*What is asked:*
Entries follow. Set all of them down as they stand.

*Exercise input:*

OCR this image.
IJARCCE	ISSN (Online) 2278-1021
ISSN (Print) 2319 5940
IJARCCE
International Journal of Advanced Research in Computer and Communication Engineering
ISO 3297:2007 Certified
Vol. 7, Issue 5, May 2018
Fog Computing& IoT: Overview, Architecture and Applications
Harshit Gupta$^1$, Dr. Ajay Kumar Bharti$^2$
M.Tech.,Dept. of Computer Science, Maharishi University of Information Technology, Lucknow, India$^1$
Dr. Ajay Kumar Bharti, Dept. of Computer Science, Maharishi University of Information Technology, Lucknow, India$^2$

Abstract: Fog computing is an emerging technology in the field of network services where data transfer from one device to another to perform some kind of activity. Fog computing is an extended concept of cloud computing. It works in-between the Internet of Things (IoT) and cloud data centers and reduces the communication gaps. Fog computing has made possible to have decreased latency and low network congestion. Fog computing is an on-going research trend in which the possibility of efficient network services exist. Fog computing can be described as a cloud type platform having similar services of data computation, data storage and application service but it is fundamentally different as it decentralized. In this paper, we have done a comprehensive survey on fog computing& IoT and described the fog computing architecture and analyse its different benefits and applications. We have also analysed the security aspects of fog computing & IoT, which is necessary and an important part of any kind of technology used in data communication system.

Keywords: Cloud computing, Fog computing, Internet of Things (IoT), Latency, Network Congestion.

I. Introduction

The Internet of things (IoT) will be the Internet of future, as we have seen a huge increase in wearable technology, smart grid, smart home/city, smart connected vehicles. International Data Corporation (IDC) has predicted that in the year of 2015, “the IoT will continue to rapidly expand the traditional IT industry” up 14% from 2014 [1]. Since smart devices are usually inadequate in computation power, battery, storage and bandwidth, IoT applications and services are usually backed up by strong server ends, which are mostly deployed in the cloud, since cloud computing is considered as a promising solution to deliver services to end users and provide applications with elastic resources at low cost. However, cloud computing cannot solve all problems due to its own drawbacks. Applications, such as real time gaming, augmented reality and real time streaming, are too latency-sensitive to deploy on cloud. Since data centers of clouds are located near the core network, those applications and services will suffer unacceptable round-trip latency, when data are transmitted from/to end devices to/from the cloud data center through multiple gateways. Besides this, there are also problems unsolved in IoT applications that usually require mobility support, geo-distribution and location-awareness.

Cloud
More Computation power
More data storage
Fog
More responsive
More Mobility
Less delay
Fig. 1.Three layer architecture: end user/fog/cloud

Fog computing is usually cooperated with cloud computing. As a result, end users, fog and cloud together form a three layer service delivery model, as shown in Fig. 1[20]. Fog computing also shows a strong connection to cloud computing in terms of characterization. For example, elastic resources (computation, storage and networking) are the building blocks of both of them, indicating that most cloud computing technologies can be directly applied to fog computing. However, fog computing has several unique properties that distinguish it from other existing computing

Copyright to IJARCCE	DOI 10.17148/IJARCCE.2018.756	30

*Result:*
OCR this image.
IJARCCE	ISSN (Online) 2278-1021
ISSN (Print) 2319 5940
IJARCCE
International Journal of Advanced Research in Computer and Communication Engineering
ISO 3297:2007 Certified
Vol. 7, Issue 5, May 2018
Fog Computing& IoT: Overview, Architecture and Applications
Harshit Gupta$^1$, Dr. Ajay Kumar Bharti$^2$
M.Tech.,Dept. of Computer Science, Maharishi University of Information Technology, Lucknow, India$^1$
Dr. Ajay Kumar Bharti, Dept. of Computer Science, Maharishi University of Information Technology, Lucknow, India$^2$

Abstract: Fog computing is an emerging technology in the field of network services where data transfer from one device to another to perform some kind of activity. Fog computing is an extended concept of cloud computing. It works in-between the Internet of Things (IoT) and cloud data centers and reduces the communication gaps. Fog computing has made possible to have decreased latency and low network congestion. Fog computing is an on-going research trend in which the possibility of efficient network services exist. Fog computing can be described as a cloud type platform having similar services of data computation, data storage and application service but it is fundamentally different as it decentralized. In this paper, we have done a comprehensive survey on fog computing& IoT and described the fog computing architecture and analyse its different benefits and applications. We have also analysed the security aspects of fog computing & IoT, which is necessary and an important part of any kind of technology used in data communication system.

Keywords: Cloud computing, Fog computing, Internet of Things (IoT), Latency, Network Congestion.

I. Introduction

The Internet of things (IoT) will be the Internet of future, as we have seen a huge increase in wearable technology, smart grid, smart home/city, smart connected vehicles. International Data Corporation (IDC) has predicted that in the year of 2015, “the IoT will continue to rapidly expand the traditional IT industry” up 14% from 2014 [1]. Since smart devices are usually inadequate in computation power, battery, storage and bandwidth, IoT applications and services are usually backed up by strong server ends, which are mostly deployed in the cloud, since cloud computing is considered as a promising solution to deliver services to end users and provide applications with elastic resources at low cost. However, cloud computing cannot solve all problems due to its own drawbacks. Applications, such as real time gaming, augmented reality and real time streaming, are too latency-sensitive to deploy on cloud. Since data centers of clouds are located near the core network, those applications and services will suffer unacceptable round-trip latency, when data are transmitted from/to end devices to/from the cloud data center through multiple gateways. Besides this, there are also problems unsolved in IoT applications that usually require mobility support, geo-distribution and location-awareness.

Cloud
More Computation power
More data storage
Fog
More responsive
More Mobility
Less delay
Fig. 1.Three layer architecture: end user/fog/cloud

Fog computing is usually cooperated with cloud computing. As a result, end users, fog and cloud together form a three layer service delivery model, as shown in Fig. 1[20]. Fog computing also shows a strong connection to cloud computing in terms of characterization. For example, elastic resources (computation, storage and networking) are the building blocks of both of them, indicating that most cloud computing technologies can be directly applied to fog computing. However, fog computing has several unique properties that distinguish it from other existing computing

Copyright to IJARCCE	DOI 10.17148/IJARCCE.2018.756	30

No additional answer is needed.